> **INSTRUCTIONS TO FOLLOW**
Transcribe every entry below word for word, but skip the pictures.

> **INFORMATION GIVEN**

- - - - - - -

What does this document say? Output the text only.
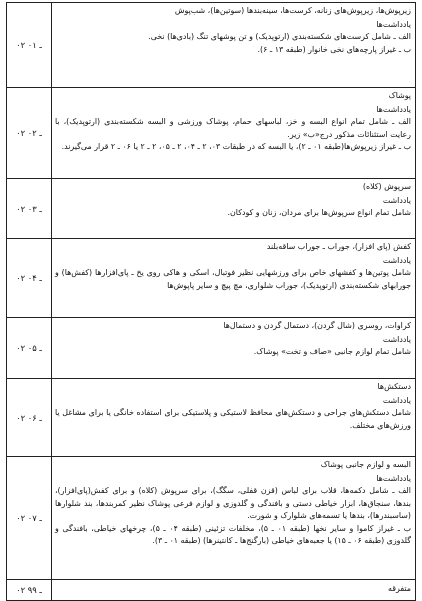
زیرپوش‌ها، زیرپوش‌های زنانه، کرست‌ها، سینه‌بندها (سوتین‌ها)، شب‌پوش
یادداشت‌ها
الف ـ شامل کرست‌های شکسته‌بندی (ارتوپدیک) و تن پوشهای تنگ (بادی‌ها) نخی.
ب ـ غیراز پارچه‌های نخی خانوار (طبقه ۱۳ ـ ۶).	۰۲ ـ ۰۱

پوشاک
یادداشت‌ها
الف ـ شامل تمام انواع البسه و خز، لباسهای حمام، پوشاک ورزشی و البسه شکسته‌بندی (ارتوپدیک)، با رعایت استثنائات مذکور درج«ب» زیر.
ب ـ غیراز زیرپوش‌ها(طبقه ۰۱ ـ ۲)، یا البسه که در طبقات ۰۳، ۲ ـ ۰۴، ۲ ـ ۰۵، ۲ ـ ۲ یا ۰۶ ـ ۲ قرار می‌گیرند.	۰۲ ـ ۰۲

سرپوش (کلاه)
یادداشت
شامل تمام انواع سرپوش‌ها برای مردان، زنان و کودکان.	۰۲ ـ ۰۳

کفش (پای افزار)، جوراب ـ جوراب ساقه‌بلند
یادداشت
شامل پوتین‌ها و کفشهای خاص برای ورزشهایی نظیر فوتبال، اسکی و هاکی روی یخ ـ پای‌افزارها (کفش‌ها) و جورابهای شکسته‌بندی (ارتوپدیک)، جوراب شلواری، مچ پیچ و سایر پاپوش‌ها	۰۲ ـ ۰۴

کراوات، روسری (شال گردن)، دستمال گردن و دستمال‌ها
یادداشت
شامل تمام لوازم جانبی «صاف و تخت» پوشاک.	۰۲ ـ ۰۵

دستکش‌ها
یادداشت
شامل دستکش‌های جراحی و دستکش‌های محافظ لاستیکی و پلاستیکی برای استفاده خانگی یا برای مشاغل یا ورزش‌های مختلف.	۰۲ ـ ۰۶

البسه و لوازم جانبی پوشاک
یادداشت‌ها
الف ـ شامل دکمه‌ها، قلاب برای لباس (قزن قفلی، سگگ)، برای سرپوش (کلاه) و برای کفش(پای‌افزار)، بندها، سنجاق‌ها، ابزار خیاطی دستی و بافندگی و گلدوزی و لوازم فرعی پوشاک نظیر کمربندها، بند شلوارها (ساسبندرها)، بندها یا تسمه‌های شلوارک و شورت.
ب ـ غیراز کاموا و سایر نخها (طبقه ۰۱ ـ ۵)، مخلفات تزئینی (طبقه ۰۴ ـ ۵)، چرخهای خیاطی، بافندگی و گلدوزی (طبقه ۰۶ ـ ۱۵) یا جعبه‌های خیاطی (بارگنج‌ها ـ کانتینرها) (طبقه ۰۱ ـ ۳).	۰۲ ـ ۰۷

متفرقه	۰۲ ـ ۹۹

- - - - - - -

> **ANSWER BELOW**
What does this document say? Output the text only.
زیرپوش‌ها، زیرپوش‌های زنانه، کرست‌ها، سینه‌بندها (سوتین‌ها)، شب‌پوش
یادداشت‌ها
الف ـ شامل کرست‌های شکسته‌بندی (ارتوپدیک) و تن پوشهای تنگ (بادی‌ها) نخی.
ب ـ غیراز پارچه‌های نخی خانوار (طبقه ۱۳ ـ ۶).	۰۲ ـ ۰۱

پوشاک
یادداشت‌ها
الف ـ شامل تمام انواع البسه و خز، لباسهای حمام، پوشاک ورزشی و البسه شکسته‌بندی (ارتوپدیک)، با رعایت استثنائات مذکور درج«ب» زیر.
ب ـ غیراز زیرپوش‌ها(طبقه ۰۱ ـ ۲)، یا البسه که در طبقات ۰۳، ۲ ـ ۰۴، ۲ ـ ۰۵، ۲ ـ ۲ یا ۰۶ ـ ۲ قرار می‌گیرند.	۰۲ ـ ۰۲

سرپوش (کلاه)
یادداشت
شامل تمام انواع سرپوش‌ها برای مردان، زنان و کودکان.	۰۲ ـ ۰۳

کفش (پای افزار)، جوراب ـ جوراب ساقه‌بلند
یادداشت
شامل پوتین‌ها و کفشهای خاص برای ورزشهایی نظیر فوتبال، اسکی و هاکی روی یخ ـ پای‌افزارها (کفش‌ها) و جورابهای شکسته‌بندی (ارتوپدیک)، جوراب شلواری، مچ پیچ و سایر پاپوش‌ها	۰۲ ـ ۰۴

کراوات، روسری (شال گردن)، دستمال گردن و دستمال‌ها
یادداشت
شامل تمام لوازم جانبی «صاف و تخت» پوشاک.	۰۲ ـ ۰۵

دستکش‌ها
یادداشت
شامل دستکش‌های جراحی و دستکش‌های محافظ لاستیکی و پلاستیکی برای استفاده خانگی یا برای مشاغل یا ورزش‌های مختلف.	۰۲ ـ ۰۶

البسه و لوازم جانبی پوشاک
یادداشت‌ها
الف ـ شامل دکمه‌ها، قلاب برای لباس (قزن قفلی، سگگ)، برای سرپوش (کلاه) و برای کفش(پای‌افزار)، بندها، سنجاق‌ها، ابزار خیاطی دستی و بافندگی و گلدوزی و لوازم فرعی پوشاک نظیر کمربندها، بند شلوارها (ساسبندرها)، بندها یا تسمه‌های شلوارک و شورت.
ب ـ غیراز کاموا و سایر نخها (طبقه ۰۱ ـ ۵)، مخلفات تزئینی (طبقه ۰۴ ـ ۵)، چرخهای خیاطی، بافندگی و گلدوزی (طبقه ۰۶ ـ ۱۵) یا جعبه‌های خیاطی (بارگنج‌ها ـ کانتینرها) (طبقه ۰۱ ـ ۳).	۰۲ ـ ۰۷

متفرقه	۰۲ ـ ۹۹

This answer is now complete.